To be done: Read the records and write them out again exactly.

>> BEGIN Material to process

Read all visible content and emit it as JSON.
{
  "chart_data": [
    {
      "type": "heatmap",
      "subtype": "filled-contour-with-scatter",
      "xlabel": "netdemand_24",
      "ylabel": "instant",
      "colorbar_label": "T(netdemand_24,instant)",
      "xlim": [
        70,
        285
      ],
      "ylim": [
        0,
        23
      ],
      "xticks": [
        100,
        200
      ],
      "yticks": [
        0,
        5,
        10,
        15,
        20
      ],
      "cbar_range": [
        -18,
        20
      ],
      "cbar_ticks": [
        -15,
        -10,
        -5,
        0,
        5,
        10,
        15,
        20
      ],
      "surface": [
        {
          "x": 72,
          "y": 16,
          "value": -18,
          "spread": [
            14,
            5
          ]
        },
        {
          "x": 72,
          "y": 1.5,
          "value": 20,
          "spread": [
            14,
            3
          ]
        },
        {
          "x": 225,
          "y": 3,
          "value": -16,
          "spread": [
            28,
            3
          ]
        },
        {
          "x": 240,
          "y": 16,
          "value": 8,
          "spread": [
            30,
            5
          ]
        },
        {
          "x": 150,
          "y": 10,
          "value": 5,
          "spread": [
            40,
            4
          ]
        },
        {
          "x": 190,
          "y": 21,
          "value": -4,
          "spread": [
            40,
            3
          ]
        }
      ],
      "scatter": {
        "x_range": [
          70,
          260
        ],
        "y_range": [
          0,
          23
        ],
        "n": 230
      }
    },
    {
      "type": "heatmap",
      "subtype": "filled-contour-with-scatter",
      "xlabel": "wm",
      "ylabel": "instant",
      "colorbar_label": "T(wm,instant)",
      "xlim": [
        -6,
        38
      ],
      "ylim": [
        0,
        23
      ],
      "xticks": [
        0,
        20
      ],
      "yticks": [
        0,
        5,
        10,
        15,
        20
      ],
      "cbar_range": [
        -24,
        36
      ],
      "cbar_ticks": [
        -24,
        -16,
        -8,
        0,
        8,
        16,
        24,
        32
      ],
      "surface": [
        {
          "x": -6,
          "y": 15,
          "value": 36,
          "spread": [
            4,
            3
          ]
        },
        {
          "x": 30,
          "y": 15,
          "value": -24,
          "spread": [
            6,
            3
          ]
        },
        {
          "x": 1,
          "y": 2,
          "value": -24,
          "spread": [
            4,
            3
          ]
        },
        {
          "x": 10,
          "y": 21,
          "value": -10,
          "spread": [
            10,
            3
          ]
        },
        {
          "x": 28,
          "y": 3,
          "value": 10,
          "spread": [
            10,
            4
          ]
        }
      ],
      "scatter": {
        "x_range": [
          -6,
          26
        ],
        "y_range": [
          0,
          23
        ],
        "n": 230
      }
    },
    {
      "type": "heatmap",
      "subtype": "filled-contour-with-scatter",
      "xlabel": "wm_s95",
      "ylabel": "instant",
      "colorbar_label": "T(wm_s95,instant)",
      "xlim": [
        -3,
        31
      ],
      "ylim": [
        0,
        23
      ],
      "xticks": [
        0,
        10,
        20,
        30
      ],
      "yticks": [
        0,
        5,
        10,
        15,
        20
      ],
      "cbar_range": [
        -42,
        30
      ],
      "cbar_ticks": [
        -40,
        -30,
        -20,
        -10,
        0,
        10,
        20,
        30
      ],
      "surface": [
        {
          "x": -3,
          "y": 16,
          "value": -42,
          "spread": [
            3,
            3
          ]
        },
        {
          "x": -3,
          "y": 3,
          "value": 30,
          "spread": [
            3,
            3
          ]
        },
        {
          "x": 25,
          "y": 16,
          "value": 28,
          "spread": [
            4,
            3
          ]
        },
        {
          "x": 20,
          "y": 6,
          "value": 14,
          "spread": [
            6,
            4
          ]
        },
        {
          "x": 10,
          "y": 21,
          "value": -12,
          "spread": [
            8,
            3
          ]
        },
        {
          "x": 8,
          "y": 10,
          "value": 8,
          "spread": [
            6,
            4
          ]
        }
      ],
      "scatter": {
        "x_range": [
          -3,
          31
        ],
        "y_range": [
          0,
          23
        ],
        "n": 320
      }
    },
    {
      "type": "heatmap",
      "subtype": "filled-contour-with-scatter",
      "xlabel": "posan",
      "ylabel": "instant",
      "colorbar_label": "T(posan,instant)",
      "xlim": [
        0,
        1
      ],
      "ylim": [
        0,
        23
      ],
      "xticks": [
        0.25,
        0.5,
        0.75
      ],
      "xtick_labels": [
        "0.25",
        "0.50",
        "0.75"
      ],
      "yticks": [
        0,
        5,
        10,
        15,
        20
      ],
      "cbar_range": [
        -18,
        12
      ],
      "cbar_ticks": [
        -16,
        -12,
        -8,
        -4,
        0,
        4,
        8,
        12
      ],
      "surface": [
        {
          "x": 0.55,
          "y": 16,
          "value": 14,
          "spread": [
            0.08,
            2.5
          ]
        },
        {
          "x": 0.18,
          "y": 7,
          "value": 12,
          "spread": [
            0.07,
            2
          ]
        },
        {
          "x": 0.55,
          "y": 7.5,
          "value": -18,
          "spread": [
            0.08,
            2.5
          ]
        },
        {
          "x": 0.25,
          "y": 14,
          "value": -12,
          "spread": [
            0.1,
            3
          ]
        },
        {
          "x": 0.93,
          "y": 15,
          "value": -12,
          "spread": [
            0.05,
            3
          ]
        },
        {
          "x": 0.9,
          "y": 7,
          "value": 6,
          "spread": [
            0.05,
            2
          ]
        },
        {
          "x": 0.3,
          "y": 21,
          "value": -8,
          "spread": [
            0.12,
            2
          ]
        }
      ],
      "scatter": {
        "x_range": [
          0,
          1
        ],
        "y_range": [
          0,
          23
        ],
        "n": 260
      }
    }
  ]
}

>> END Material to process

Solution below:
Read all visible content and emit it as JSON.
{
  "chart_data": [
    {
      "type": "heatmap",
      "subtype": "filled-contour-with-scatter",
      "xlabel": "netdemand_24",
      "ylabel": "instant",
      "colorbar_label": "T(netdemand_24,instant)",
      "xlim": [
        70,
        285
      ],
      "ylim": [
        0,
        23
      ],
      "xticks": [
        100,
        200
      ],
      "yticks": [
        0,
        5,
        10,
        15,
        20
      ],
      "cbar_range": [
        -18,
        20
      ],
      "cbar_ticks": [
        -15,
        -10,
        -5,
        0,
        5,
        10,
        15,
        20
      ],
      "surface": [
        {
          "x": 72,
          "y": 16,
          "value": -18,
          "spread": [
            14,
            5
          ]
        },
        {
          "x": 72,
          "y": 1.5,
          "value": 20,
          "spread": [
            14,
            3
          ]
        },
        {
          "x": 225,
          "y": 3,
          "value": -16,
          "spread": [
            28,
            3
          ]
        },
        {
          "x": 240,
          "y": 16,
          "value": 8,
          "spread": [
            30,
            5
          ]
        },
        {
          "x": 150,
          "y": 10,
          "value": 5,
          "spread": [
            40,
            4
          ]
        },
        {
          "x": 190,
          "y": 21,
          "value": -4,
          "spread": [
            40,
            3
          ]
        }
      ],
      "scatter": {
        "x_range": [
          70,
          260
        ],
        "y_range": [
          0,
          23
        ],
        "n": 230
      }
    },
    {
      "type": "heatmap",
      "subtype": "filled-contour-with-scatter",
      "xlabel": "wm",
      "ylabel": "instant",
      "colorbar_label": "T(wm,instant)",
      "xlim": [
        -6,
        38
      ],
      "ylim": [
        0,
        23
      ],
      "xticks": [
        0,
        20
      ],
      "yticks": [
        0,
        5,
        10,
        15,
        20
      ],
      "cbar_range": [
        -24,
        36
      ],
      "cbar_ticks": [
        -24,
        -16,
        -8,
        0,
        8,
        16,
        24,
        32
      ],
      "surface": [
        {
          "x": -6,
          "y": 15,
          "value": 36,
          "spread": [
            4,
            3
          ]
        },
        {
          "x": 30,
          "y": 15,
          "value": -24,
          "spread": [
            6,
            3
          ]
        },
        {
          "x": 1,
          "y": 2,
          "value": -24,
          "spread": [
            4,
            3
          ]
        },
        {
          "x": 10,
          "y": 21,
          "value": -10,
          "spread": [
            10,
            3
          ]
        },
        {
          "x": 28,
          "y": 3,
          "value": 10,
          "spread": [
            10,
            4
          ]
        }
      ],
      "scatter": {
        "x_range": [
          -6,
          26
        ],
        "y_range": [
          0,
          23
        ],
        "n": 230
      }
    },
    {
      "type": "heatmap",
      "subtype": "filled-contour-with-scatter",
      "xlabel": "wm_s95",
      "ylabel": "instant",
      "colorbar_label": "T(wm_s95,instant)",
      "xlim": [
        -3,
        31
      ],
      "ylim": [
        0,
        23
      ],
      "xticks": [
        0,
        10,
        20,
        30
      ],
      "yticks": [
        0,
        5,
        10,
        15,
        20
      ],
      "cbar_range": [
        -42,
        30
      ],
      "cbar_ticks": [
        -40,
        -30,
        -20,
        -10,
        0,
        10,
        20,
        30
      ],
      "surface": [
        {
          "x": -3,
          "y": 16,
          "value": -42,
          "spread": [
            3,
            3
          ]
        },
        {
          "x": -3,
          "y": 3,
          "value": 30,
          "spread": [
            3,
            3
          ]
        },
        {
          "x": 25,
          "y": 16,
          "value": 28,
          "spread": [
            4,
            3
          ]
        },
        {
          "x": 20,
          "y": 6,
          "value": 14,
          "spread": [
            6,
            4
          ]
        },
        {
          "x": 10,
          "y": 21,
          "value": -12,
          "spread": [
            8,
            3
          ]
        },
        {
          "x": 8,
          "y": 10,
          "value": 8,
          "spread": [
            6,
            4
          ]
        }
      ],
      "scatter": {
        "x_range": [
          -3,
          31
        ],
        "y_range": [
          0,
          23
        ],
        "n": 320
      }
    },
    {
      "type": "heatmap",
      "subtype": "filled-contour-with-scatter",
      "xlabel": "posan",
      "ylabel": "instant",
      "colorbar_label": "T(posan,instant)",
      "xlim": [
        0,
        1
      ],
      "ylim": [
        0,
        23
      ],
      "xticks": [
        0.25,
        0.5,
        0.75
      ],
      "xtick_labels": [
        "0.25",
        "0.50",
        "0.75"
      ],
      "yticks": [
        0,
        5,
        10,
        15,
        20
      ],
      "cbar_range": [
        -18,
        12
      ],
      "cbar_ticks": [
        -16,
        -12,
        -8,
        -4,
        0,
        4,
        8,
        12
      ],
      "surface": [
        {
          "x": 0.55,
          "y": 16,
          "value": 14,
          "spread": [
            0.08,
            2.5
          ]
        },
        {
          "x": 0.18,
          "y": 7,
          "value": 12,
          "spread": [
            0.07,
            2
          ]
        },
        {
          "x": 0.55,
          "y": 7.5,
          "value": -18,
          "spread": [
            0.08,
            2.5
          ]
        },
        {
          "x": 0.25,
          "y": 14,
          "value": -12,
          "spread": [
            0.1,
            3
          ]
        },
        {
          "x": 0.93,
          "y": 15,
          "value": -12,
          "spread": [
            0.05,
            3
          ]
        },
        {
          "x": 0.9,
          "y": 7,
          "value": 6,
          "spread": [
            0.05,
            2
          ]
        },
        {
          "x": 0.3,
          "y": 21,
          "value": -8,
          "spread": [
            0.12,
            2
          ]
        }
      ],
      "scatter": {
        "x_range": [
          0,
          1
        ],
        "y_range": [
          0,
          23
        ],
        "n": 260
      }
    }
  ]
}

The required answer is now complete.